▶ _INFORMATION GIVEN_:
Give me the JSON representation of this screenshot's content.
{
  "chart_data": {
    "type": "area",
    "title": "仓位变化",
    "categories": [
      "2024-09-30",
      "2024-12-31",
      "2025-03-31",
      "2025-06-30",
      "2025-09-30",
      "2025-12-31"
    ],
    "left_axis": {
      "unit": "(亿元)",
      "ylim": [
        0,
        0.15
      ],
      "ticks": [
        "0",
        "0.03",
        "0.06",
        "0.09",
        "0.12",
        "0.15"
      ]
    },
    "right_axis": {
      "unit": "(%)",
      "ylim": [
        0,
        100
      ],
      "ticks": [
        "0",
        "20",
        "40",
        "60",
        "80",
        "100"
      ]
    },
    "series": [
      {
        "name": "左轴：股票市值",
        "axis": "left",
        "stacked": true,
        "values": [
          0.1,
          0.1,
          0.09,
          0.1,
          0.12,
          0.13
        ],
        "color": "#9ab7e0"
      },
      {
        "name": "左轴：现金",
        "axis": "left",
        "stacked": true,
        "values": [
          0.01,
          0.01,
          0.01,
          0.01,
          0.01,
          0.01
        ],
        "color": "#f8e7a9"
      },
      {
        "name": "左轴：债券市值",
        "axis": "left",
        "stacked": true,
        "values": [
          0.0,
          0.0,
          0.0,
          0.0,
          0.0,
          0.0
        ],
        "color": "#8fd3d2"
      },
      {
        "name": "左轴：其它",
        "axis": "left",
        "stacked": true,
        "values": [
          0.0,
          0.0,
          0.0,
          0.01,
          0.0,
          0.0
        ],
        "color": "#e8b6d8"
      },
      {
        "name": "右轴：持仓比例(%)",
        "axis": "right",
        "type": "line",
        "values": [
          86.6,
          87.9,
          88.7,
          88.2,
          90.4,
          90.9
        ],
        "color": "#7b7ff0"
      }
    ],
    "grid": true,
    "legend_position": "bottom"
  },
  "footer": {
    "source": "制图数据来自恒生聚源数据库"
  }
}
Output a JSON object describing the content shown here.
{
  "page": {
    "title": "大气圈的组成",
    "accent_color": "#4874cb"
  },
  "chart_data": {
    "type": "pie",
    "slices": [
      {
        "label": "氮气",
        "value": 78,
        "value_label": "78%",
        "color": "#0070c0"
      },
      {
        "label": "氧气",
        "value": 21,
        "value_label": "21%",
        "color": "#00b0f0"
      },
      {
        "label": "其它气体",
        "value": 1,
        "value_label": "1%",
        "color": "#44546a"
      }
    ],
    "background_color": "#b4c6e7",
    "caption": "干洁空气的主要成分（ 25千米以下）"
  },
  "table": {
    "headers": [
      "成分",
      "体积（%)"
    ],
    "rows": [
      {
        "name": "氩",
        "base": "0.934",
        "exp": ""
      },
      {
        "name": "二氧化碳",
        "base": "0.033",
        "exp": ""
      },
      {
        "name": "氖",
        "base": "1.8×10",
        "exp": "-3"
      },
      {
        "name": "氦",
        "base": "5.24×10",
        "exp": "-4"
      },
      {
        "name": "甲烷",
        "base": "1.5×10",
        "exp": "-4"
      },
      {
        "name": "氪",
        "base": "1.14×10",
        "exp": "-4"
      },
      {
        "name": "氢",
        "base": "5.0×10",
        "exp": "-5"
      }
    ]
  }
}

▶ _TASK DESCRIPTION_:
Each record above must be given again exactly.

▶ _FULL SOLUTION_:
Give me the JSON representation of this screenshot's content.
{
  "chart_data": {
    "type": "area",
    "title": "仓位变化",
    "categories": [
      "2024-09-30",
      "2024-12-31",
      "2025-03-31",
      "2025-06-30",
      "2025-09-30",
      "2025-12-31"
    ],
    "left_axis": {
      "unit": "(亿元)",
      "ylim": [
        0,
        0.15
      ],
      "ticks": [
        "0",
        "0.03",
        "0.06",
        "0.09",
        "0.12",
        "0.15"
      ]
    },
    "right_axis": {
      "unit": "(%)",
      "ylim": [
        0,
        100
      ],
      "ticks": [
        "0",
        "20",
        "40",
        "60",
        "80",
        "100"
      ]
    },
    "series": [
      {
        "name": "左轴：股票市值",
        "axis": "left",
        "stacked": true,
        "values": [
          0.1,
          0.1,
          0.09,
          0.1,
          0.12,
          0.13
        ],
        "color": "#9ab7e0"
      },
      {
        "name": "左轴：现金",
        "axis": "left",
        "stacked": true,
        "values": [
          0.01,
          0.01,
          0.01,
          0.01,
          0.01,
          0.01
        ],
        "color": "#f8e7a9"
      },
      {
        "name": "左轴：债券市值",
        "axis": "left",
        "stacked": true,
        "values": [
          0.0,
          0.0,
          0.0,
          0.0,
          0.0,
          0.0
        ],
        "color": "#8fd3d2"
      },
      {
        "name": "左轴：其它",
        "axis": "left",
        "stacked": true,
        "values": [
          0.0,
          0.0,
          0.0,
          0.01,
          0.0,
          0.0
        ],
        "color": "#e8b6d8"
      },
      {
        "name": "右轴：持仓比例(%)",
        "axis": "right",
        "type": "line",
        "values": [
          86.6,
          87.9,
          88.7,
          88.2,
          90.4,
          90.9
        ],
        "color": "#7b7ff0"
      }
    ],
    "grid": true,
    "legend_position": "bottom"
  },
  "footer": {
    "source": "制图数据来自恒生聚源数据库"
  }
}
Output a JSON object describing the content shown here.
{
  "page": {
    "title": "大气圈的组成",
    "accent_color": "#4874cb"
  },
  "chart_data": {
    "type": "pie",
    "slices": [
      {
        "label": "氮气",
        "value": 78,
        "value_label": "78%",
        "color": "#0070c0"
      },
      {
        "label": "氧气",
        "value": 21,
        "value_label": "21%",
        "color": "#00b0f0"
      },
      {
        "label": "其它气体",
        "value": 1,
        "value_label": "1%",
        "color": "#44546a"
      }
    ],
    "background_color": "#b4c6e7",
    "caption": "干洁空气的主要成分（ 25千米以下）"
  },
  "table": {
    "headers": [
      "成分",
      "体积（%)"
    ],
    "rows": [
      {
        "name": "氩",
        "base": "0.934",
        "exp": ""
      },
      {
        "name": "二氧化碳",
        "base": "0.033",
        "exp": ""
      },
      {
        "name": "氖",
        "base": "1.8×10",
        "exp": "-3"
      },
      {
        "name": "氦",
        "base": "5.24×10",
        "exp": "-4"
      },
      {
        "name": "甲烷",
        "base": "1.5×10",
        "exp": "-4"
      },
      {
        "name": "氪",
        "base": "1.14×10",
        "exp": "-4"
      },
      {
        "name": "氢",
        "base": "5.0×10",
        "exp": "-5"
      }
    ]
  }
}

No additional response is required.